------ Dataset records

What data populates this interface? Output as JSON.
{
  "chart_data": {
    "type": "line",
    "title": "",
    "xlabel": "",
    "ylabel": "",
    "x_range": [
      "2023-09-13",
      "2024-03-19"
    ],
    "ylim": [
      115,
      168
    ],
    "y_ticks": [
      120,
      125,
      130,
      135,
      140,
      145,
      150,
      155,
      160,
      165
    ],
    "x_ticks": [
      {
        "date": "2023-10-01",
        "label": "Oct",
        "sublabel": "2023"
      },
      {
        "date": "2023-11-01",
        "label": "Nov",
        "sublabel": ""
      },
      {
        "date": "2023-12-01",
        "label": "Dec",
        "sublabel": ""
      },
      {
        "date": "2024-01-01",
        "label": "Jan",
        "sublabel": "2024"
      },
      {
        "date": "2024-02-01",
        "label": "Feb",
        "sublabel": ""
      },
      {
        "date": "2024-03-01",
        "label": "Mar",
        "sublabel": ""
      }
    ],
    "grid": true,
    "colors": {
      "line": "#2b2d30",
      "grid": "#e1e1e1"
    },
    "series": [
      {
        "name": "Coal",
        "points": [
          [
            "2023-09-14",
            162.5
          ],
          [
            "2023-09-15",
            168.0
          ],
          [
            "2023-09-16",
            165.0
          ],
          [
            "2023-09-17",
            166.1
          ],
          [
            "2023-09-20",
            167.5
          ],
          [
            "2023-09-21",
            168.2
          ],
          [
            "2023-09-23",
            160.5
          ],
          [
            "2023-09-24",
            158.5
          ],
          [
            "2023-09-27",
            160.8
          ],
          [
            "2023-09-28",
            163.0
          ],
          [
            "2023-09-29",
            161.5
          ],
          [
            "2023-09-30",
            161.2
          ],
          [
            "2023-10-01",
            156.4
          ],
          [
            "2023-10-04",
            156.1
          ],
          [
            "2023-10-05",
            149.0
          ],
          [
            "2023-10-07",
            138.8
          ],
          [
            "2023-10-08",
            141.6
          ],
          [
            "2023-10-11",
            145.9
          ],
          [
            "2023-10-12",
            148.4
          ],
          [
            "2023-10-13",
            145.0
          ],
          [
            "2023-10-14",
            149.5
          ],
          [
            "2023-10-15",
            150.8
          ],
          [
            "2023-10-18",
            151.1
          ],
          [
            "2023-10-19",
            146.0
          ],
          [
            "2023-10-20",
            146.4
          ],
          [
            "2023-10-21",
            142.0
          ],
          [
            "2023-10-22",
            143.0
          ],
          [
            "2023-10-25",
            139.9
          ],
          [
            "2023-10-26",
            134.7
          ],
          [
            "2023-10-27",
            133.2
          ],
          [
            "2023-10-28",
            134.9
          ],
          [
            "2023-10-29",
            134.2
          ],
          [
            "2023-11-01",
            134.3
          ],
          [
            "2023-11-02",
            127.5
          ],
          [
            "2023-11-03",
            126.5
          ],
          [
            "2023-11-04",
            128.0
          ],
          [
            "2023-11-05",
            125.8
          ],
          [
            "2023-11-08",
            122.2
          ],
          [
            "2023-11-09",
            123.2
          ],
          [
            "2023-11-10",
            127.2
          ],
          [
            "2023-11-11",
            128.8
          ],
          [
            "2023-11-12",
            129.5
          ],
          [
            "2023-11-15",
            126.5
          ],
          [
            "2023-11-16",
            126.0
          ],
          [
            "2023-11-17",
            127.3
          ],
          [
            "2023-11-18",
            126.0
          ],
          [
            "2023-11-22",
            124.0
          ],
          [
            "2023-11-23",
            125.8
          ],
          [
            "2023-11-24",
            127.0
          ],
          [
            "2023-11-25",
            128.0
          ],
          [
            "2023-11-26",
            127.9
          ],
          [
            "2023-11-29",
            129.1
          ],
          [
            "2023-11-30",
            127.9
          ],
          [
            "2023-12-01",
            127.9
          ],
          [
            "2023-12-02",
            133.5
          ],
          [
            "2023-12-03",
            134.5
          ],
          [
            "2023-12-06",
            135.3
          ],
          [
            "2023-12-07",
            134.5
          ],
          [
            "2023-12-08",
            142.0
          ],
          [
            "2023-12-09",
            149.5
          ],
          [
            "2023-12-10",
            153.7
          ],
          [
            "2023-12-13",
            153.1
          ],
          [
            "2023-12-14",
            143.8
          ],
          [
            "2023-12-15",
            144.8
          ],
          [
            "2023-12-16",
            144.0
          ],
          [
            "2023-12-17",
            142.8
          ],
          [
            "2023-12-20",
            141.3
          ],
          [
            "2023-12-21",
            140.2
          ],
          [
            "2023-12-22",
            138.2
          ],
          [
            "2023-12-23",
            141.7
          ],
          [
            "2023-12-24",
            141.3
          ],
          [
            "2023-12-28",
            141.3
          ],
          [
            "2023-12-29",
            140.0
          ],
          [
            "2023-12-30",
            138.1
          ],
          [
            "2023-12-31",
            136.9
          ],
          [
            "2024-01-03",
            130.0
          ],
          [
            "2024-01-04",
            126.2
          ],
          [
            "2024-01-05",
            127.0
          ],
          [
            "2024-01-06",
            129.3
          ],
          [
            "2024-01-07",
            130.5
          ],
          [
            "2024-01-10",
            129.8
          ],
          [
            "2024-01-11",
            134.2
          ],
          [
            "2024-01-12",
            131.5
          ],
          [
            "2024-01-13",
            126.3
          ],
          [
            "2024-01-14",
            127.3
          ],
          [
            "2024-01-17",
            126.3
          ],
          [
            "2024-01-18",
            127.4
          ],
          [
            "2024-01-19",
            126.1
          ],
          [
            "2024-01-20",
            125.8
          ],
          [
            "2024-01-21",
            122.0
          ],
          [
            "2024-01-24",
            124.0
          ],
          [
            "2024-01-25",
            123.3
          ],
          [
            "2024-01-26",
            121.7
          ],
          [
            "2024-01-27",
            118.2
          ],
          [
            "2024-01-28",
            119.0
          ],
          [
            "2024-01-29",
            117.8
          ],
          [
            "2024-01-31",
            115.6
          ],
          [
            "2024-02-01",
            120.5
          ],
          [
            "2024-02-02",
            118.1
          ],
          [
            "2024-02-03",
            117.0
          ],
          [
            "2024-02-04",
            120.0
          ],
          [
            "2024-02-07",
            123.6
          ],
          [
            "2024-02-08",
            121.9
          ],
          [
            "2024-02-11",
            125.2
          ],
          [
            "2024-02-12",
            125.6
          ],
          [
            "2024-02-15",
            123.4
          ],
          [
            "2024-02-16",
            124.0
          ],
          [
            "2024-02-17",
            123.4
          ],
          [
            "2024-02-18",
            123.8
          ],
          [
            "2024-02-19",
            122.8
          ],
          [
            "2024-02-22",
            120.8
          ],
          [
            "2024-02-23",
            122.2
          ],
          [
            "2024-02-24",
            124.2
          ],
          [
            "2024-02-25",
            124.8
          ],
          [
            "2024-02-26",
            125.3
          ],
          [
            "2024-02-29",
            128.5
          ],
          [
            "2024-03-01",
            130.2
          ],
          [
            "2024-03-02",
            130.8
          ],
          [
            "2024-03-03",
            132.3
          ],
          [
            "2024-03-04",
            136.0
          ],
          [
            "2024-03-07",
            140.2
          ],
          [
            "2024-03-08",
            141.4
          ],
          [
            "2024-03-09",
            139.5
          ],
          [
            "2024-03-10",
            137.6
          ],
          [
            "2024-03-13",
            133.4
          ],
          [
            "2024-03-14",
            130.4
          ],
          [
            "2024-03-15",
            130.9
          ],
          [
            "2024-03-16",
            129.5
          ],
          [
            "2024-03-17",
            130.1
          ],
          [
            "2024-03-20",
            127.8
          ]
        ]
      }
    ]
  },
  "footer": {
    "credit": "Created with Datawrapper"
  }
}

------------

- **Exercise objective**:
From the listing above, copy all lines holding the word "date".

- **Final answer**:
        "date": "2023-10-01",
        "date": "2023-11-01",
        "date": "2023-12-01",
        "date": "2024-01-01",
        "date": "2024-02-01",
        "date": "2024-03-01",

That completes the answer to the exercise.